» GIVEN INSTRUCTION
Would it be possible to write out each entry below exactly, without the pictures?

— start DATASET RECORDS —

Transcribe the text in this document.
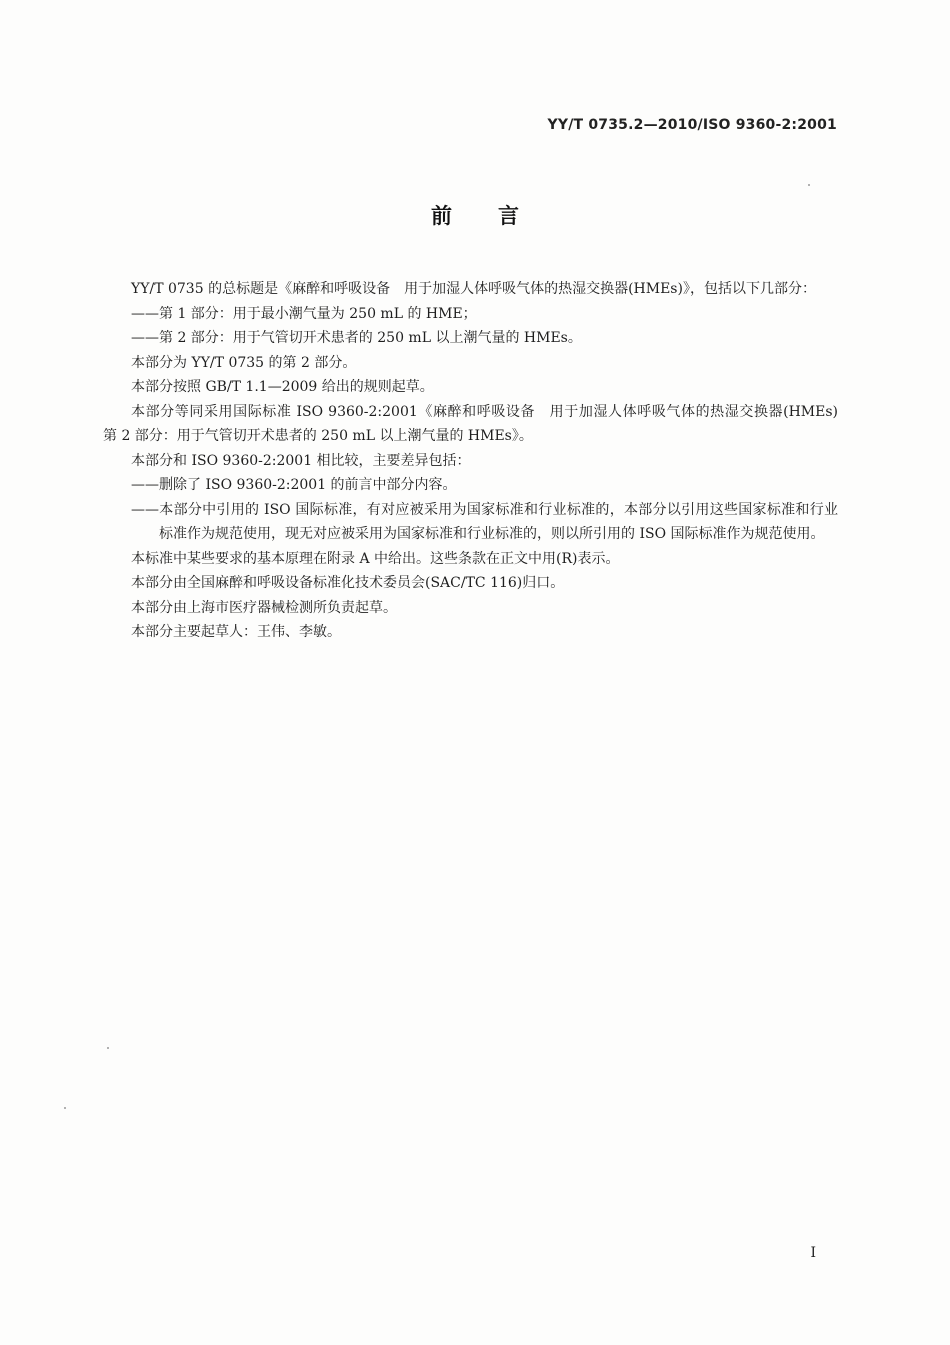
YY/T 0735.2—2010/ISO 9360-2:2001
前言

YY/T 0735 的总标题是《麻醉和呼吸设备　用于加湿人体呼吸气体的热湿交换器(HMEs)》，包括以下几部分：

——第 1 部分：用于最小潮气量为 250 mL 的 HME；

——第 2 部分：用于气管切开术患者的 250 mL 以上潮气量的 HMEs。

本部分为 YY/T 0735 的第 2 部分。

本部分按照 GB/T 1.1—2009 给出的规则起草。

本部分等同采用国际标准 ISO 9360-2:2001《麻醉和呼吸设备　用于加湿人体呼吸气体的热湿交换器(HMEs)　第 2 部分：用于气管切开术患者的 250 mL 以上潮气量的 HMEs》。

本部分和 ISO 9360-2:2001 相比较，主要差异包括：

——删除了 ISO 9360-2:2001 的前言中部分内容。

——本部分中引用的 ISO 国际标准，有对应被采用为国家标准和行业标准的，本部分以引用这些国家标准和行业标准作为规范使用，现无对应被采用为国家标准和行业标准的，则以所引用的 ISO 国际标准作为规范使用。

本标准中某些要求的基本原理在附录 A 中给出。这些条款在正文中用(R)表示。

本部分由全国麻醉和呼吸设备标准化技术委员会(SAC/TC 116)归口。

本部分由上海市医疗器械检测所负责起草。

本部分主要起草人：王伟、李敏。

I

— end DATASET RECORDS —

» RESPONSE TO THE EXERCISE
Transcribe the text in this document.
YY/T 0735.2—2010/ISO 9360-2:2001
前言

YY/T 0735 的总标题是《麻醉和呼吸设备　用于加湿人体呼吸气体的热湿交换器(HMEs)》，包括以下几部分：

——第 1 部分：用于最小潮气量为 250 mL 的 HME；

——第 2 部分：用于气管切开术患者的 250 mL 以上潮气量的 HMEs。

本部分为 YY/T 0735 的第 2 部分。

本部分按照 GB/T 1.1—2009 给出的规则起草。

本部分等同采用国际标准 ISO 9360-2:2001《麻醉和呼吸设备　用于加湿人体呼吸气体的热湿交换器(HMEs)　第 2 部分：用于气管切开术患者的 250 mL 以上潮气量的 HMEs》。

本部分和 ISO 9360-2:2001 相比较，主要差异包括：

——删除了 ISO 9360-2:2001 的前言中部分内容。

——本部分中引用的 ISO 国际标准，有对应被采用为国家标准和行业标准的，本部分以引用这些国家标准和行业标准作为规范使用，现无对应被采用为国家标准和行业标准的，则以所引用的 ISO 国际标准作为规范使用。

本标准中某些要求的基本原理在附录 A 中给出。这些条款在正文中用(R)表示。

本部分由全国麻醉和呼吸设备标准化技术委员会(SAC/TC 116)归口。

本部分由上海市医疗器械检测所负责起草。

本部分主要起草人：王伟、李敏。

I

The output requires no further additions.